▶ **AIM**
Print the passage of the mobile phone text from "During the windstorm" to "and Mail report." word for word.

▶ **DOCUMENT**
----
Always keep your mobile phone with you
My mother was an early adopter. She was one of the first people to have a cell phone in Ontario. It was a bag phone that she kept in a Toronto Maple Leafs tote bag. Whenever she left the house, she would take it with her in case of emergency. Back in those days the cell phone was not thought of a communication tool, but more so as a emergency device for contacting 911 or CAA, if necessary. It was far too big to fit in a purse and it cost too much for casual calls. Thankfully, she didn’t have to use it for any emergency, but it was always good for her to have, just in case.
During the windstorm last week in Vancouver, alot of trees fell down in Stanley Park and a disconnected mobile phone was used to find a homeless man trapped for 6 days according to this Globe and Mail report.
Six days after a massive windstorm toppled thousands of trees in Stanley Park, a homeless man phoned police to say he was trapped and penned in by branches, limbs and tree trunks.
----
▶ **LISTED RECORDS**
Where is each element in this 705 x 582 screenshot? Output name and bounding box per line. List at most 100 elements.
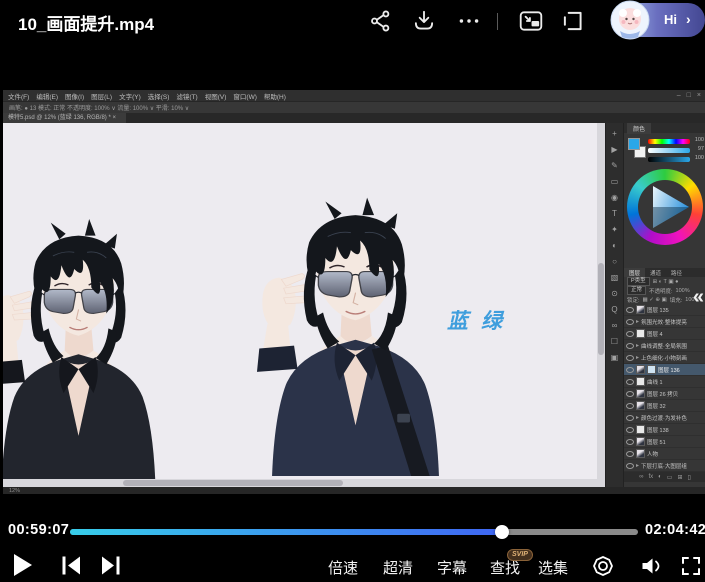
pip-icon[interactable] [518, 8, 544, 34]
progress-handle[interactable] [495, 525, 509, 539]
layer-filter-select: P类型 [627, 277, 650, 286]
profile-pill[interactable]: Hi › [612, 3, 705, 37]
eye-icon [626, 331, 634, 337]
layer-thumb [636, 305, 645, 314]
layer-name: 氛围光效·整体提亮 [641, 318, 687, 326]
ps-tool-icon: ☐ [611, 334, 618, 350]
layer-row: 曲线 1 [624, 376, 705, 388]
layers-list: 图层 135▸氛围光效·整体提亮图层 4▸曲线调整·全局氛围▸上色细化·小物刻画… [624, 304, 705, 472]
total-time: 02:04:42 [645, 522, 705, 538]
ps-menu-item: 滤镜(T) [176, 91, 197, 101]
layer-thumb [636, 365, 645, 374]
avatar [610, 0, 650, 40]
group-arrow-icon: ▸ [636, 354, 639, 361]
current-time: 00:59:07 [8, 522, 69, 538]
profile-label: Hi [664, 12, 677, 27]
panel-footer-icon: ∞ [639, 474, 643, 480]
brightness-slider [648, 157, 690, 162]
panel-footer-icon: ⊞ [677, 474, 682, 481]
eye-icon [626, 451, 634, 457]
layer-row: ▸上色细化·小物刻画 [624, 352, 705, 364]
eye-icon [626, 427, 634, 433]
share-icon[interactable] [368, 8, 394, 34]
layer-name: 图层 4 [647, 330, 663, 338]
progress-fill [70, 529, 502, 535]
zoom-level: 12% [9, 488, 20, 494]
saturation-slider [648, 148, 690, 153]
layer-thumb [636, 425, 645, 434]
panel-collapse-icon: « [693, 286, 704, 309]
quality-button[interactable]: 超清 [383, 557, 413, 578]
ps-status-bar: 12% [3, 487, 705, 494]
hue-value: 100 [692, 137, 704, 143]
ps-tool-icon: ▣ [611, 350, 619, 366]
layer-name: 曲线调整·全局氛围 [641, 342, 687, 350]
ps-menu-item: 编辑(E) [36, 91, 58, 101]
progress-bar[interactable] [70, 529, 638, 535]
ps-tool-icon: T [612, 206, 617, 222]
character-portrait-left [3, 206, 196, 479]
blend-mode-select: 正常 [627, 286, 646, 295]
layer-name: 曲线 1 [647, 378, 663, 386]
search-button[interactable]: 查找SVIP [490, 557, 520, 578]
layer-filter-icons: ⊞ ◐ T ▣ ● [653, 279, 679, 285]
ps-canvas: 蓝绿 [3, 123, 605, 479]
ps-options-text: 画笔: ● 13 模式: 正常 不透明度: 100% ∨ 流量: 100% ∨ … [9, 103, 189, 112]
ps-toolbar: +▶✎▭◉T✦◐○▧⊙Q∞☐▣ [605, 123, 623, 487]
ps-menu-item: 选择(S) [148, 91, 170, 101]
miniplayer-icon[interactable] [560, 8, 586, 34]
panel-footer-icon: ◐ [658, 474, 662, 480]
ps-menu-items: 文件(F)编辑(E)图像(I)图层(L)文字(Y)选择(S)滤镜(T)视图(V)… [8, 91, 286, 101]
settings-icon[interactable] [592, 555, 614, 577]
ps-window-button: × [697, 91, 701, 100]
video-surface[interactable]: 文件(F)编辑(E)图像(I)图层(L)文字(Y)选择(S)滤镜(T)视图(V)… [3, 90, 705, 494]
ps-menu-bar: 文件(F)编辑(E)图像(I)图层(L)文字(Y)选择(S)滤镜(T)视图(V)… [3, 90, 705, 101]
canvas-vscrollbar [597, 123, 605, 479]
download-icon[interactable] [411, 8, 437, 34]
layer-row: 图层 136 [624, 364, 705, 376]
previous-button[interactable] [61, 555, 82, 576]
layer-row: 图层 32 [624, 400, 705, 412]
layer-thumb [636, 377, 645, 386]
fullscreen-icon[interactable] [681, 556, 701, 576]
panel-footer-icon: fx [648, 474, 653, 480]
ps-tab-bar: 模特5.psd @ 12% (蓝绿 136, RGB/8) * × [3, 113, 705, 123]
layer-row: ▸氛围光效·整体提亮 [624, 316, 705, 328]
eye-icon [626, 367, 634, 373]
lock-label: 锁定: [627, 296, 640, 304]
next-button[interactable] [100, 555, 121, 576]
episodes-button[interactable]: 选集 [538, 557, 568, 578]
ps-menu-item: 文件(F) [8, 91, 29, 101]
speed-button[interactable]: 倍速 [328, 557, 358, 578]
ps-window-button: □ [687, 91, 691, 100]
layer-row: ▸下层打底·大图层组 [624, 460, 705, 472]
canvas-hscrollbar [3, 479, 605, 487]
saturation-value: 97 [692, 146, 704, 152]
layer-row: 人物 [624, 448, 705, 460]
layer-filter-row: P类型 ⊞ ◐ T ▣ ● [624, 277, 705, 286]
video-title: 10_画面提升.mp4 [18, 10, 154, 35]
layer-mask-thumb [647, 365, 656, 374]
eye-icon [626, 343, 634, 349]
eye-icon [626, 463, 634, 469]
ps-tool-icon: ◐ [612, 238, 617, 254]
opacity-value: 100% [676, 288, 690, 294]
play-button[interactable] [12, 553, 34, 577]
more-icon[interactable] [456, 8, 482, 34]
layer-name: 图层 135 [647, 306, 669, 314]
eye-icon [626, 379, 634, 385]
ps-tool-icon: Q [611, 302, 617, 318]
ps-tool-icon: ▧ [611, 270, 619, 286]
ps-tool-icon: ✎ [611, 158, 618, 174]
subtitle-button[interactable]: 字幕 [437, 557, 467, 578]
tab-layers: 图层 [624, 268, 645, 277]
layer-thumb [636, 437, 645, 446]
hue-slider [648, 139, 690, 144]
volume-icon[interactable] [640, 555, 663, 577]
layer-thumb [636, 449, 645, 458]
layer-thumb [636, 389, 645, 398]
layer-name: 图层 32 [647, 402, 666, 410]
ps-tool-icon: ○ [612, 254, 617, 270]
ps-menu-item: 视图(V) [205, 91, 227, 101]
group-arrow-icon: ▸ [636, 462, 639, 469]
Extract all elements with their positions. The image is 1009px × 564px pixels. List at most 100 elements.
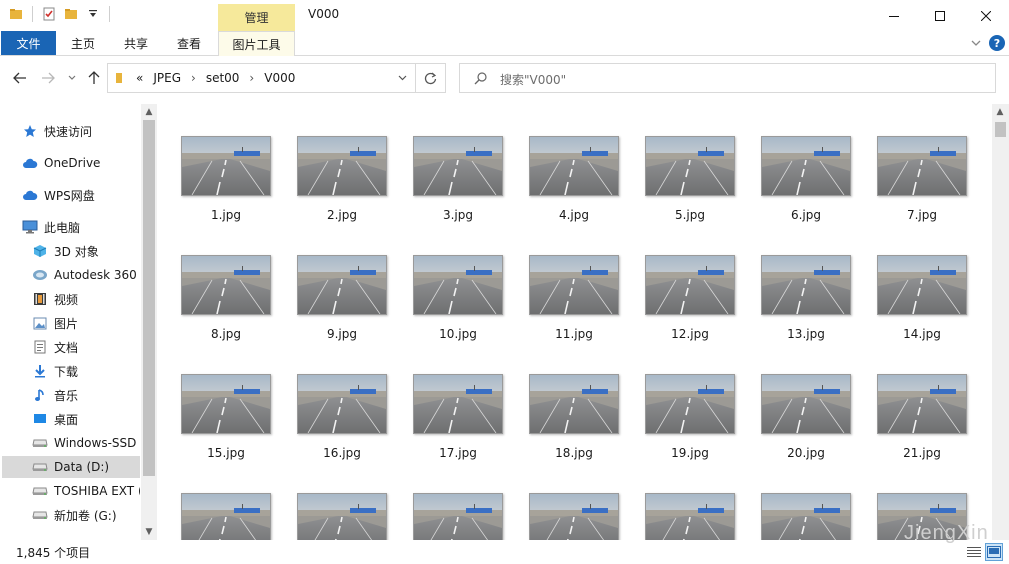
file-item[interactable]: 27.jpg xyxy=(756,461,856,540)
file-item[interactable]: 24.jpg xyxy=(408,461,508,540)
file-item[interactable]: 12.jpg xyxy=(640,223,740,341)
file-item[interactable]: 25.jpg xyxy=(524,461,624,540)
----
▶ **SOLUTION TO THIS EXERCISE**
During the windstorm last week in Vancouver, alot of trees fell down in Stanley Park and a disconnected mobile phone was used to find a homeless man trapped for 6 days according to this Globe and Mail report.